Work to be completed:
Copy out all of the data exactly as it appears.

[Dataset excerpts]
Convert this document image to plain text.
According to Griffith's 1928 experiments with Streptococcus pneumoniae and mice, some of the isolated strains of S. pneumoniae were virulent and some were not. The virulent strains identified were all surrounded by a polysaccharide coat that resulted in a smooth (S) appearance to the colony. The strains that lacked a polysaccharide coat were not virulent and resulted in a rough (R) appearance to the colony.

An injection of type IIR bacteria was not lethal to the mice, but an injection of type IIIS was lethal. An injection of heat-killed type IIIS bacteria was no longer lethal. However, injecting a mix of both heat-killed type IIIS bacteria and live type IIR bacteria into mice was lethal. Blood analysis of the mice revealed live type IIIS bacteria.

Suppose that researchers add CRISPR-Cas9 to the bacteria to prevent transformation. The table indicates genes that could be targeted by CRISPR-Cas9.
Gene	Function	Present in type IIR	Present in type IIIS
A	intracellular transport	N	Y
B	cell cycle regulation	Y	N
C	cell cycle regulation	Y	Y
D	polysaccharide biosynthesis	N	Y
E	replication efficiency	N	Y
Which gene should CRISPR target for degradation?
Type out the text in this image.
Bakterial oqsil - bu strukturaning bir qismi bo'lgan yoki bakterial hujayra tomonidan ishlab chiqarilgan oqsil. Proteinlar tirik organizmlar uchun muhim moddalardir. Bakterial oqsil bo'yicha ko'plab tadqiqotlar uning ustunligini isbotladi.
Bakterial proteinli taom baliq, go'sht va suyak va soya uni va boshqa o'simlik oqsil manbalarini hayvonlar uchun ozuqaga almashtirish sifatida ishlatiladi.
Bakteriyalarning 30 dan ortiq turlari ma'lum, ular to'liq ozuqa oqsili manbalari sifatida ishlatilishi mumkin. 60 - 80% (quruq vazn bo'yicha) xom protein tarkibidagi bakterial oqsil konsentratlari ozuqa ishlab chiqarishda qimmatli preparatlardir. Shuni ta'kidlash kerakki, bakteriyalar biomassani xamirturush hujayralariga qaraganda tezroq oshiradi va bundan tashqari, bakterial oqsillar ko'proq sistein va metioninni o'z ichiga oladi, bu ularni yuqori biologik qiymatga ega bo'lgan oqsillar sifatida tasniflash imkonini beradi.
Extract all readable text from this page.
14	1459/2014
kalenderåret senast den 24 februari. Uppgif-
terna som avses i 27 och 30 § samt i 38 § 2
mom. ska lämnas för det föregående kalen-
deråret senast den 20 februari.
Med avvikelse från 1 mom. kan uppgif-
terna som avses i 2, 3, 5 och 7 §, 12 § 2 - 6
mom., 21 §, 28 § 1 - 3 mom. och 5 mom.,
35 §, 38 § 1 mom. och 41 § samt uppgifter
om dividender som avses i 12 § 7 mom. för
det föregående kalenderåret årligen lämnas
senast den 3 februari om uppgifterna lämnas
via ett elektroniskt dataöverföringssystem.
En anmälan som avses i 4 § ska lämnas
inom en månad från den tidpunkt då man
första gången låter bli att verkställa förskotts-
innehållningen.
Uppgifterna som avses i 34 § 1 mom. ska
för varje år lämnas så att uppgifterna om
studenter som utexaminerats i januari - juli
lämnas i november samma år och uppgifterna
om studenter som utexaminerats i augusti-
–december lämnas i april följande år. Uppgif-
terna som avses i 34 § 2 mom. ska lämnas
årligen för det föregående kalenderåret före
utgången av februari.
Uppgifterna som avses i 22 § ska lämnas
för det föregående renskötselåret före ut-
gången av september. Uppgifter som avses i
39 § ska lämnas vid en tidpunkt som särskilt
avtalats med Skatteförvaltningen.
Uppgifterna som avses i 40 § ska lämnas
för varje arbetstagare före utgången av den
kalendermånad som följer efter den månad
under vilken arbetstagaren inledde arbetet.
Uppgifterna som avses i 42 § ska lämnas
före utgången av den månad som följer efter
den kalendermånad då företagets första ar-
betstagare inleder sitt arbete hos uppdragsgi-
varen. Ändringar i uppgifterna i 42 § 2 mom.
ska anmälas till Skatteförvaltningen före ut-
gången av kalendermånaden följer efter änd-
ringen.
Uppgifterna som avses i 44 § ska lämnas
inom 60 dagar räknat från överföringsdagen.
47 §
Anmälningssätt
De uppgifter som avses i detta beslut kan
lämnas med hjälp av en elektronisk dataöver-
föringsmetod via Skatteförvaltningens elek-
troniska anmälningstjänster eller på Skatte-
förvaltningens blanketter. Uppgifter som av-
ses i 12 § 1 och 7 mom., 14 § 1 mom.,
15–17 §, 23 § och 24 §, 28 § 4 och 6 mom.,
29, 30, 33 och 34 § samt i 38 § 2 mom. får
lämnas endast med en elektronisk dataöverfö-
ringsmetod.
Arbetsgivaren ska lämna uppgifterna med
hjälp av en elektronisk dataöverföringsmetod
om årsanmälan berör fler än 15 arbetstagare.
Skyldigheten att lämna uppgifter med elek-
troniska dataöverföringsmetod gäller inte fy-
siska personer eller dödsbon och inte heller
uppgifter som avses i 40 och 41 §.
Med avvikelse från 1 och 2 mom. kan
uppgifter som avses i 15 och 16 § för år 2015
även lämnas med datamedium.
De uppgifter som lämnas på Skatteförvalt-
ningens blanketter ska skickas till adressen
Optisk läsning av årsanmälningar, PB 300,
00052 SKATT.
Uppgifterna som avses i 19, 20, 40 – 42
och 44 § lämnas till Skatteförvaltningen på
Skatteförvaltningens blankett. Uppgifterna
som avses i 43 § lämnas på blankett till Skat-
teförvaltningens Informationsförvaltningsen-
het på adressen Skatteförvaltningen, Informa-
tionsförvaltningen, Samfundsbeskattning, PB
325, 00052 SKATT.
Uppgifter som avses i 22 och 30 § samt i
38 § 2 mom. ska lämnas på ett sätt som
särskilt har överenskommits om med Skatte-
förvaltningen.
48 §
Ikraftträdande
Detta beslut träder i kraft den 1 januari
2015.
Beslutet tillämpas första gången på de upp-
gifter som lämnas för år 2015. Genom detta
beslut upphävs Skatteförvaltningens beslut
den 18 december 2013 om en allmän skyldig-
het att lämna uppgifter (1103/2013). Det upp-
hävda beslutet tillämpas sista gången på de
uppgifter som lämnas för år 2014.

Answer to the exercise:
Convert this document image to plain text.
According to Griffith's 1928 experiments with Streptococcus pneumoniae and mice, some of the isolated strains of S. pneumoniae were virulent and some were not. The virulent strains identified were all surrounded by a polysaccharide coat that resulted in a smooth (S) appearance to the colony. The strains that lacked a polysaccharide coat were not virulent and resulted in a rough (R) appearance to the colony.

An injection of type IIR bacteria was not lethal to the mice, but an injection of type IIIS was lethal. An injection of heat-killed type IIIS bacteria was no longer lethal. However, injecting a mix of both heat-killed type IIIS bacteria and live type IIR bacteria into mice was lethal. Blood analysis of the mice revealed live type IIIS bacteria.

Suppose that researchers add CRISPR-Cas9 to the bacteria to prevent transformation. The table indicates genes that could be targeted by CRISPR-Cas9.
Gene	Function	Present in type IIR	Present in type IIIS
A	intracellular transport	N	Y
B	cell cycle regulation	Y	N
C	cell cycle regulation	Y	Y
D	polysaccharide biosynthesis	N	Y
E	replication efficiency	N	Y
Which gene should CRISPR target for degradation?
Type out the text in this image.
Bakterial oqsil - bu strukturaning bir qismi bo'lgan yoki bakterial hujayra tomonidan ishlab chiqarilgan oqsil. Proteinlar tirik organizmlar uchun muhim moddalardir. Bakterial oqsil bo'yicha ko'plab tadqiqotlar uning ustunligini isbotladi.
Bakterial proteinli taom baliq, go'sht va suyak va soya uni va boshqa o'simlik oqsil manbalarini hayvonlar uchun ozuqaga almashtirish sifatida ishlatiladi.
Bakteriyalarning 30 dan ortiq turlari ma'lum, ular to'liq ozuqa oqsili manbalari sifatida ishlatilishi mumkin. 60 - 80% (quruq vazn bo'yicha) xom protein tarkibidagi bakterial oqsil konsentratlari ozuqa ishlab chiqarishda qimmatli preparatlardir. Shuni ta'kidlash kerakki, bakteriyalar biomassani xamirturush hujayralariga qaraganda tezroq oshiradi va bundan tashqari, bakterial oqsillar ko'proq sistein va metioninni o'z ichiga oladi, bu ularni yuqori biologik qiymatga ega bo'lgan oqsillar sifatida tasniflash imkonini beradi.
Extract all readable text from this page.
14	1459/2014
kalenderåret senast den 24 februari. Uppgif-
terna som avses i 27 och 30 § samt i 38 § 2
mom. ska lämnas för det föregående kalen-
deråret senast den 20 februari.
Med avvikelse från 1 mom. kan uppgif-
terna som avses i 2, 3, 5 och 7 §, 12 § 2 - 6
mom., 21 §, 28 § 1 - 3 mom. och 5 mom.,
35 §, 38 § 1 mom. och 41 § samt uppgifter
om dividender som avses i 12 § 7 mom. för
det föregående kalenderåret årligen lämnas
senast den 3 februari om uppgifterna lämnas
via ett elektroniskt dataöverföringssystem.
En anmälan som avses i 4 § ska lämnas
inom en månad från den tidpunkt då man
första gången låter bli att verkställa förskotts-
innehållningen.
Uppgifterna som avses i 34 § 1 mom. ska
för varje år lämnas så att uppgifterna om
studenter som utexaminerats i januari - juli
lämnas i november samma år och uppgifterna
om studenter som utexaminerats i augusti-
–december lämnas i april följande år. Uppgif-
terna som avses i 34 § 2 mom. ska lämnas
årligen för det föregående kalenderåret före
utgången av februari.
Uppgifterna som avses i 22 § ska lämnas
för det föregående renskötselåret före ut-
gången av september. Uppgifter som avses i
39 § ska lämnas vid en tidpunkt som särskilt
avtalats med Skatteförvaltningen.
Uppgifterna som avses i 40 § ska lämnas
för varje arbetstagare före utgången av den
kalendermånad som följer efter den månad
under vilken arbetstagaren inledde arbetet.
Uppgifterna som avses i 42 § ska lämnas
före utgången av den månad som följer efter
den kalendermånad då företagets första ar-
betstagare inleder sitt arbete hos uppdragsgi-
varen. Ändringar i uppgifterna i 42 § 2 mom.
ska anmälas till Skatteförvaltningen före ut-
gången av kalendermånaden följer efter änd-
ringen.
Uppgifterna som avses i 44 § ska lämnas
inom 60 dagar räknat från överföringsdagen.
47 §
Anmälningssätt
De uppgifter som avses i detta beslut kan
lämnas med hjälp av en elektronisk dataöver-
föringsmetod via Skatteförvaltningens elek-
troniska anmälningstjänster eller på Skatte-
förvaltningens blanketter. Uppgifter som av-
ses i 12 § 1 och 7 mom., 14 § 1 mom.,
15–17 §, 23 § och 24 §, 28 § 4 och 6 mom.,
29, 30, 33 och 34 § samt i 38 § 2 mom. får
lämnas endast med en elektronisk dataöverfö-
ringsmetod.
Arbetsgivaren ska lämna uppgifterna med
hjälp av en elektronisk dataöverföringsmetod
om årsanmälan berör fler än 15 arbetstagare.
Skyldigheten att lämna uppgifter med elek-
troniska dataöverföringsmetod gäller inte fy-
siska personer eller dödsbon och inte heller
uppgifter som avses i 40 och 41 §.
Med avvikelse från 1 och 2 mom. kan
uppgifter som avses i 15 och 16 § för år 2015
även lämnas med datamedium.
De uppgifter som lämnas på Skatteförvalt-
ningens blanketter ska skickas till adressen
Optisk läsning av årsanmälningar, PB 300,
00052 SKATT.
Uppgifterna som avses i 19, 20, 40 – 42
och 44 § lämnas till Skatteförvaltningen på
Skatteförvaltningens blankett. Uppgifterna
som avses i 43 § lämnas på blankett till Skat-
teförvaltningens Informationsförvaltningsen-
het på adressen Skatteförvaltningen, Informa-
tionsförvaltningen, Samfundsbeskattning, PB
325, 00052 SKATT.
Uppgifter som avses i 22 och 30 § samt i
38 § 2 mom. ska lämnas på ett sätt som
särskilt har överenskommits om med Skatte-
förvaltningen.
48 §
Ikraftträdande
Detta beslut träder i kraft den 1 januari
2015.
Beslutet tillämpas första gången på de upp-
gifter som lämnas för år 2015. Genom detta
beslut upphävs Skatteförvaltningens beslut
den 18 december 2013 om en allmän skyldig-
het att lämna uppgifter (1103/2013). Det upp-
hävda beslutet tillämpas sista gången på de
uppgifter som lämnas för år 2014.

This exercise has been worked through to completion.